_What you are asked to do_
In the entries below, count the lines holding "size". Reply with the number only.

Chart and figure data:
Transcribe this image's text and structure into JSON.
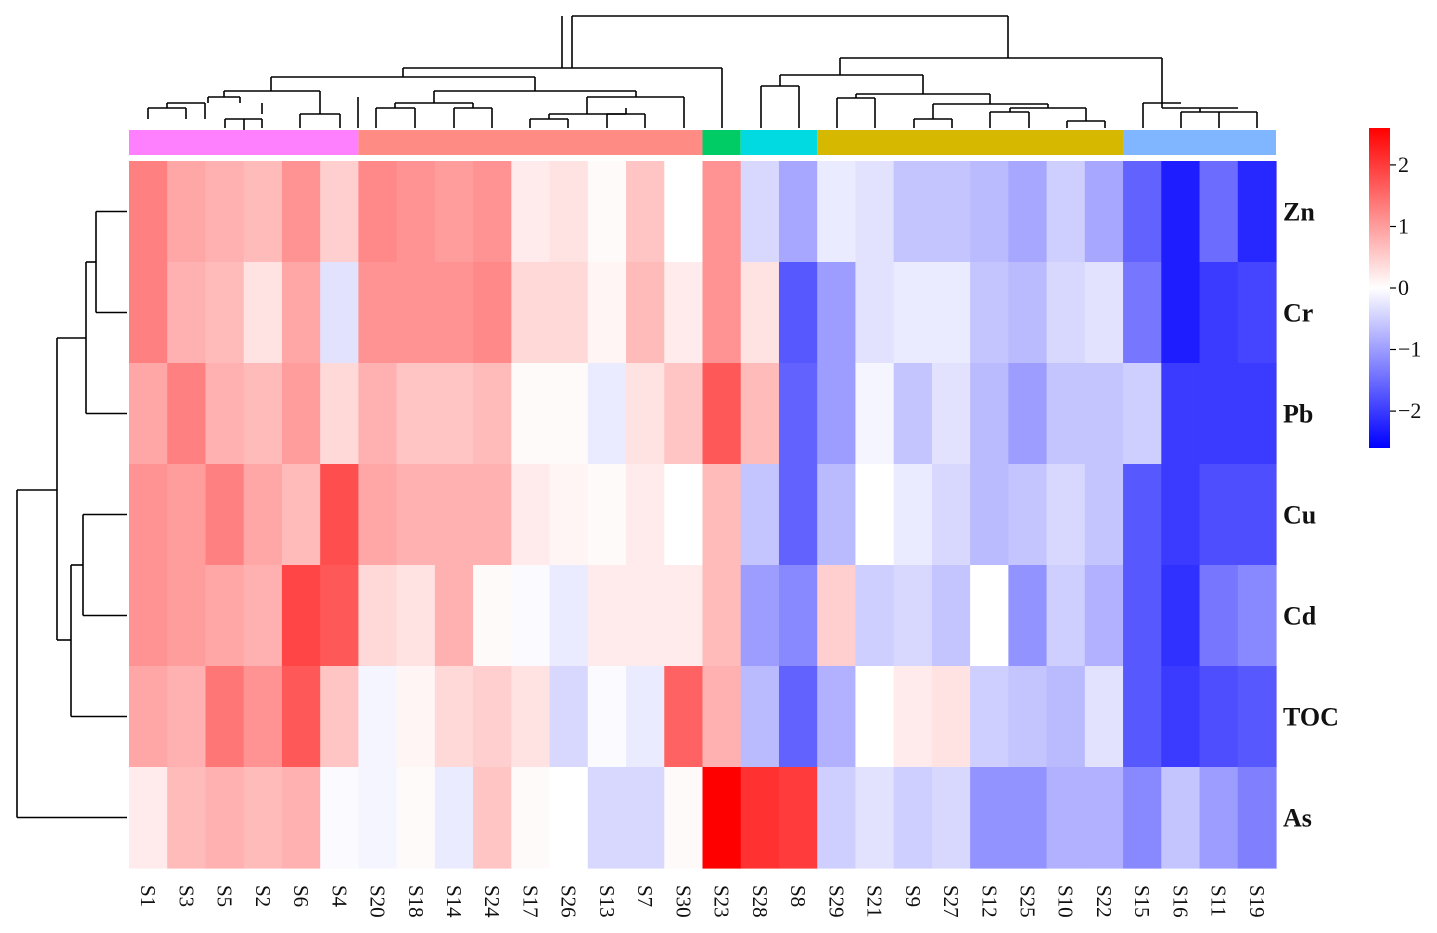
{
  "chart_data": {
    "type": "heatmap",
    "title": "",
    "columns": [
      "S1",
      "S3",
      "S5",
      "S2",
      "S6",
      "S4",
      "S20",
      "S18",
      "S14",
      "S24",
      "S17",
      "S26",
      "S13",
      "S7",
      "S30",
      "S23",
      "S28",
      "S8",
      "S29",
      "S21",
      "S9",
      "S27",
      "S12",
      "S25",
      "S10",
      "S22",
      "S15",
      "S16",
      "S11",
      "S19"
    ],
    "rows": [
      "Zn",
      "Cr",
      "Pb",
      "Cu",
      "Cd",
      "TOC",
      "As"
    ],
    "values": [
      [
        1.3,
        0.9,
        0.8,
        0.7,
        1.1,
        0.5,
        1.2,
        1.1,
        1.0,
        1.1,
        0.2,
        0.3,
        0.05,
        0.6,
        0.0,
        1.1,
        -0.4,
        -0.9,
        -0.2,
        -0.3,
        -0.6,
        -0.6,
        -0.7,
        -0.9,
        -0.5,
        -0.9,
        -1.6,
        -2.3,
        -1.5,
        -2.2
      ],
      [
        1.3,
        0.8,
        0.7,
        0.3,
        0.9,
        -0.3,
        1.1,
        1.1,
        1.1,
        1.2,
        0.4,
        0.4,
        0.1,
        0.7,
        0.2,
        1.1,
        0.3,
        -1.7,
        -1.0,
        -0.3,
        -0.2,
        -0.2,
        -0.6,
        -0.7,
        -0.4,
        -0.3,
        -1.4,
        -2.3,
        -2.0,
        -1.9
      ],
      [
        0.9,
        1.3,
        0.8,
        0.7,
        1.0,
        0.4,
        0.8,
        0.6,
        0.6,
        0.7,
        0.05,
        0.05,
        -0.2,
        0.3,
        0.6,
        1.7,
        0.7,
        -1.6,
        -1.0,
        -0.1,
        -0.6,
        -0.3,
        -0.7,
        -1.0,
        -0.6,
        -0.6,
        -0.5,
        -2.0,
        -2.0,
        -2.0
      ],
      [
        1.1,
        1.0,
        1.3,
        0.9,
        0.7,
        1.8,
        0.9,
        0.8,
        0.8,
        0.8,
        0.2,
        0.1,
        0.05,
        0.2,
        0.0,
        0.7,
        -0.6,
        -1.6,
        -0.7,
        0.0,
        -0.2,
        -0.4,
        -0.7,
        -0.6,
        -0.4,
        -0.6,
        -1.7,
        -2.0,
        -1.8,
        -1.8
      ],
      [
        1.1,
        1.0,
        0.9,
        0.8,
        1.9,
        1.7,
        0.4,
        0.3,
        0.8,
        0.05,
        -0.05,
        -0.2,
        0.2,
        0.2,
        0.2,
        0.7,
        -1.0,
        -1.2,
        0.5,
        -0.5,
        -0.4,
        -0.6,
        0.0,
        -1.1,
        -0.5,
        -0.8,
        -1.7,
        -2.1,
        -1.4,
        -1.2
      ],
      [
        0.9,
        0.8,
        1.4,
        1.1,
        1.7,
        0.6,
        -0.1,
        0.1,
        0.4,
        0.5,
        0.3,
        -0.4,
        -0.05,
        -0.2,
        1.6,
        0.8,
        -0.7,
        -1.6,
        -0.8,
        0.0,
        0.2,
        0.3,
        -0.5,
        -0.6,
        -0.7,
        -0.3,
        -1.7,
        -2.0,
        -1.8,
        -1.7
      ],
      [
        0.2,
        0.7,
        0.8,
        0.7,
        0.8,
        -0.05,
        -0.1,
        0.05,
        -0.2,
        0.6,
        0.05,
        0.0,
        -0.4,
        -0.4,
        0.05,
        2.6,
        2.1,
        2.0,
        -0.5,
        -0.3,
        -0.5,
        -0.4,
        -1.1,
        -1.1,
        -0.8,
        -0.8,
        -1.2,
        -0.6,
        -1.0,
        -1.3
      ]
    ],
    "column_groups": [
      {
        "size": 6,
        "color": "#ff80ff"
      },
      {
        "size": 9,
        "color": "#ff8c84"
      },
      {
        "size": 1,
        "color": "#00cc66"
      },
      {
        "size": 2,
        "color": "#00dae0"
      },
      {
        "size": 8,
        "color": "#d6b800"
      },
      {
        "size": 4,
        "color": "#80b5ff"
      }
    ],
    "colorbar": {
      "min": -2.6,
      "max": 2.6,
      "ticks": [
        2,
        1,
        0,
        -1,
        -2
      ],
      "tick_labels": [
        "2",
        "1",
        "0",
        "−1",
        "−2"
      ],
      "colors": {
        "low": "#0000ff",
        "mid": "#ffffff",
        "high": "#ff0000"
      }
    }
  }
}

_Task answer_
6